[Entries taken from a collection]
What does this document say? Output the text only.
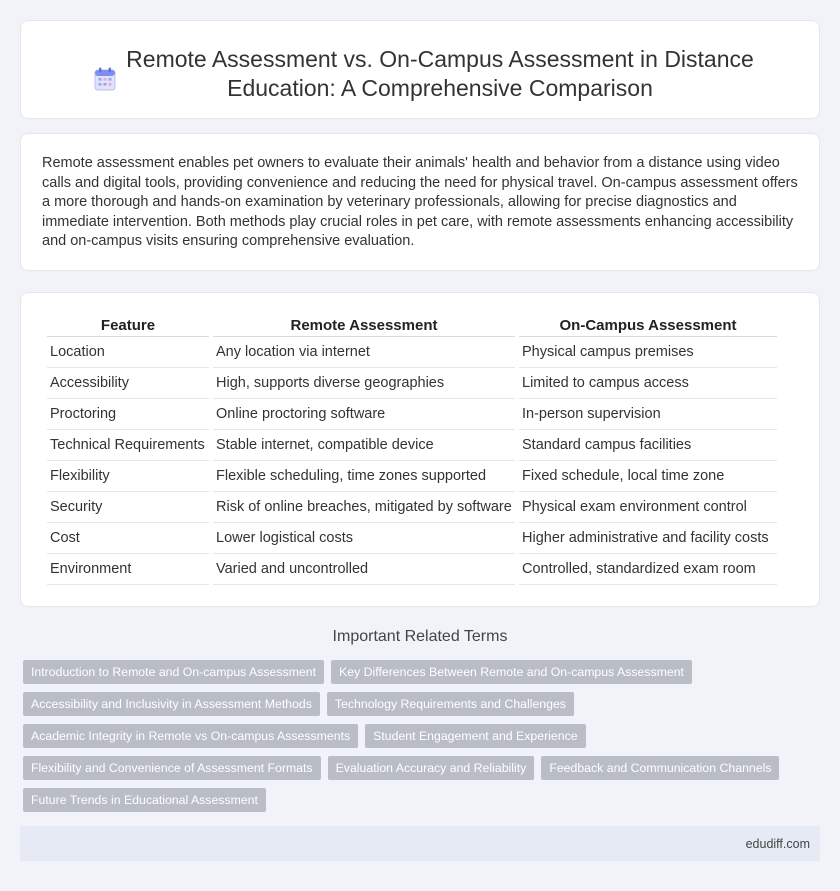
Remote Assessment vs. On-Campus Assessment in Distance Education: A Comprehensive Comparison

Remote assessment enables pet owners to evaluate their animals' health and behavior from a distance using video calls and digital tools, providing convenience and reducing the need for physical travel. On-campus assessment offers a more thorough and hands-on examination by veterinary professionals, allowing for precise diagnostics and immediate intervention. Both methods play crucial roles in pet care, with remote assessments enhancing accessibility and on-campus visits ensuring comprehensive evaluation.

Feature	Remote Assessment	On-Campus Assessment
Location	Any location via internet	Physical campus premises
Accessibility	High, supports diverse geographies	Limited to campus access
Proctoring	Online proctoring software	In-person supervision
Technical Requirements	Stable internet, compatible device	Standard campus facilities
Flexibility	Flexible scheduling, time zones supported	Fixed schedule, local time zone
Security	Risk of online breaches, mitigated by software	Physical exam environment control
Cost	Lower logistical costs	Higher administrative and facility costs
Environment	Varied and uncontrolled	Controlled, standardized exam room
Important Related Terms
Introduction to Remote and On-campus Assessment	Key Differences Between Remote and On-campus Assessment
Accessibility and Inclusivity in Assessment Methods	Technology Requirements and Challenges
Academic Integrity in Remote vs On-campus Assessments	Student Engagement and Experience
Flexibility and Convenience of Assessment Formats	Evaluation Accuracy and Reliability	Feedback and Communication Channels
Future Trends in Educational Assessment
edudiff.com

• TASK DESCRIPTION: Copy out each record shown above without alteration, skipping any picture.

• TASK ANSWER:
What does this document say? Output the text only.
Remote Assessment vs. On-Campus Assessment in Distance Education: A Comprehensive Comparison

Remote assessment enables pet owners to evaluate their animals' health and behavior from a distance using video calls and digital tools, providing convenience and reducing the need for physical travel. On-campus assessment offers a more thorough and hands-on examination by veterinary professionals, allowing for precise diagnostics and immediate intervention. Both methods play crucial roles in pet care, with remote assessments enhancing accessibility and on-campus visits ensuring comprehensive evaluation.

Feature	Remote Assessment	On-Campus Assessment
Location	Any location via internet	Physical campus premises
Accessibility	High, supports diverse geographies	Limited to campus access
Proctoring	Online proctoring software	In-person supervision
Technical Requirements	Stable internet, compatible device	Standard campus facilities
Flexibility	Flexible scheduling, time zones supported	Fixed schedule, local time zone
Security	Risk of online breaches, mitigated by software	Physical exam environment control
Cost	Lower logistical costs	Higher administrative and facility costs
Environment	Varied and uncontrolled	Controlled, standardized exam room
Important Related Terms
Introduction to Remote and On-campus Assessment	Key Differences Between Remote and On-campus Assessment
Accessibility and Inclusivity in Assessment Methods	Technology Requirements and Challenges
Academic Integrity in Remote vs On-campus Assessments	Student Engagement and Experience
Flexibility and Convenience of Assessment Formats	Evaluation Accuracy and Reliability	Feedback and Communication Channels
Future Trends in Educational Assessment
edudiff.com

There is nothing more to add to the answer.